- Data supplied
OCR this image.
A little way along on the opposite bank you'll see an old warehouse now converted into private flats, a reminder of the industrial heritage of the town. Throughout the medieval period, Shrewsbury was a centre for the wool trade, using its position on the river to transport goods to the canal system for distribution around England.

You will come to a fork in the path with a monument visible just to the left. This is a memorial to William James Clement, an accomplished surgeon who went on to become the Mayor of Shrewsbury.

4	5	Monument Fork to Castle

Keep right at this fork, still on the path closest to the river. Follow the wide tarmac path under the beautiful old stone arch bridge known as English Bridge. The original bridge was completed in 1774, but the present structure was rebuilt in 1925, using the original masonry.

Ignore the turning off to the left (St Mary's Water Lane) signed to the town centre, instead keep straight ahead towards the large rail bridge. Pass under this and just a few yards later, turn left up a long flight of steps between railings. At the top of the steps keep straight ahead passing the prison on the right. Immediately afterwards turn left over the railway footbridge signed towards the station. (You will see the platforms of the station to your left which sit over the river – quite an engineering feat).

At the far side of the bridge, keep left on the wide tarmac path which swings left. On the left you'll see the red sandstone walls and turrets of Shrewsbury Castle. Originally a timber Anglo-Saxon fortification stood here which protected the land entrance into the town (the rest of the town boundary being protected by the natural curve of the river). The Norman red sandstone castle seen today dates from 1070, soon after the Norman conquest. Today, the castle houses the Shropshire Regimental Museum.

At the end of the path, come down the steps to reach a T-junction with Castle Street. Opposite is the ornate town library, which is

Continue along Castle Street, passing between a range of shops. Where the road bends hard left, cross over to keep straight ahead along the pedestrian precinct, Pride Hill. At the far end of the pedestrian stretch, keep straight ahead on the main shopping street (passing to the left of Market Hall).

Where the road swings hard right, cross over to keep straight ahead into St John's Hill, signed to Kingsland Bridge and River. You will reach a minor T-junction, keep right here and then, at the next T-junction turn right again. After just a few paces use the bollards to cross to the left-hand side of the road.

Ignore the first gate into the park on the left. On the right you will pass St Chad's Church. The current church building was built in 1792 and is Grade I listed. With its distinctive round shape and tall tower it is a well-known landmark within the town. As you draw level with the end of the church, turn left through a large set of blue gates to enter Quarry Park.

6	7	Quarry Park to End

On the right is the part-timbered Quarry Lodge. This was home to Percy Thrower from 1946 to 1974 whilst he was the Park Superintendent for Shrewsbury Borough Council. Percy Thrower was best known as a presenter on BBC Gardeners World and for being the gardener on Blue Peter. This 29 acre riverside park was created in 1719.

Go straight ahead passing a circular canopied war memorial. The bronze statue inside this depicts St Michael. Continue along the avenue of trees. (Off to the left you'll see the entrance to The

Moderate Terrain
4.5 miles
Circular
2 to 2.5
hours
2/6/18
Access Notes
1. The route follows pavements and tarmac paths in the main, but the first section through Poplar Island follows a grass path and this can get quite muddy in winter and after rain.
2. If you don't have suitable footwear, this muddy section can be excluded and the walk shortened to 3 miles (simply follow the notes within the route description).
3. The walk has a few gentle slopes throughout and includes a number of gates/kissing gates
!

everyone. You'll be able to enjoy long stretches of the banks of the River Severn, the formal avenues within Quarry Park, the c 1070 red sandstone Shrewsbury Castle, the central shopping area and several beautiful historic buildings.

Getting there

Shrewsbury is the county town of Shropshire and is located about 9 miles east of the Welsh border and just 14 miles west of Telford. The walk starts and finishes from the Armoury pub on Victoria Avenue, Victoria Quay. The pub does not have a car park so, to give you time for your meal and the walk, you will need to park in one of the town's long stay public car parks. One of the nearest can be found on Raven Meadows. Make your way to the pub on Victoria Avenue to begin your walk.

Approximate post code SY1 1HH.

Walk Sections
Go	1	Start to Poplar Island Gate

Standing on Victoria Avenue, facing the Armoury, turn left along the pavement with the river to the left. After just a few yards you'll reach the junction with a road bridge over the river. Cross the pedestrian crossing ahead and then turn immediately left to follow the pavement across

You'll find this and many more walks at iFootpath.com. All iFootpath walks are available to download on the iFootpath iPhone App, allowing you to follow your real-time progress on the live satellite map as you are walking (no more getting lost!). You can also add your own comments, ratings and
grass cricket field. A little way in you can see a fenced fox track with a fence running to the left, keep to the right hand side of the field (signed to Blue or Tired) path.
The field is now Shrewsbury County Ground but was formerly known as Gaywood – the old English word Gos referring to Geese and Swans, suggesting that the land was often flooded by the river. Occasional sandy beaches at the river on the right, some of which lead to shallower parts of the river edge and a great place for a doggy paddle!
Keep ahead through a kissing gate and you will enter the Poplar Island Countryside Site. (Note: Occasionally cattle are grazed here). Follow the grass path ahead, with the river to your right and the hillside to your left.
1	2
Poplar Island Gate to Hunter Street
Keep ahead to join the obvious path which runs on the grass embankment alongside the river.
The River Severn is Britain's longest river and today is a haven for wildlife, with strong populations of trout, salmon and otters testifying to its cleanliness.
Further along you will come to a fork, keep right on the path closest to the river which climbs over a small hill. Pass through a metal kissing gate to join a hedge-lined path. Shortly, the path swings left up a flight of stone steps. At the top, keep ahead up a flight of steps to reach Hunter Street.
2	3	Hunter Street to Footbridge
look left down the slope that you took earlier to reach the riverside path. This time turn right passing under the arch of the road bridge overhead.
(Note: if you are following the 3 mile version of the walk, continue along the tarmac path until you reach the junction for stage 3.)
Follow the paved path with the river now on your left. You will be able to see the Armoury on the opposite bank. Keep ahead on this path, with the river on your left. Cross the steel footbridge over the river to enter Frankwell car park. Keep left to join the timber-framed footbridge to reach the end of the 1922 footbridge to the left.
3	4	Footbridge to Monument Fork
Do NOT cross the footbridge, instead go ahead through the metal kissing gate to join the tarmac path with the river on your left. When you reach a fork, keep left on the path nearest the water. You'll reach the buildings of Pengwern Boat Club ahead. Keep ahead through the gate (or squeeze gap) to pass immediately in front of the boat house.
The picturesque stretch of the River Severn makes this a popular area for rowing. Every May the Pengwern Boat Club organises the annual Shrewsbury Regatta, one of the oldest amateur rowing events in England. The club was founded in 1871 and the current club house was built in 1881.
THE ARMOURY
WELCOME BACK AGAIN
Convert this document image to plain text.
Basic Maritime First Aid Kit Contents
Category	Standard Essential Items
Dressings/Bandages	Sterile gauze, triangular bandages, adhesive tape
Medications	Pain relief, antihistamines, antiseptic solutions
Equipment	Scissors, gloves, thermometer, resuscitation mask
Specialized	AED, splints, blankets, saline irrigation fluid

- The request
Repeat exactly, and only, the lines from the one containing "Convert this document image to plain text." through the end of the material.

- Worked solution
Convert this document image to plain text.
Basic Maritime First Aid Kit Contents
Category	Standard Essential Items
Dressings/Bandages	Sterile gauze, triangular bandages, adhesive tape
Medications	Pain relief, antihistamines, antiseptic solutions
Equipment	Scissors, gloves, thermometer, resuscitation mask
Specialized	AED, splints, blankets, saline irrigation fluid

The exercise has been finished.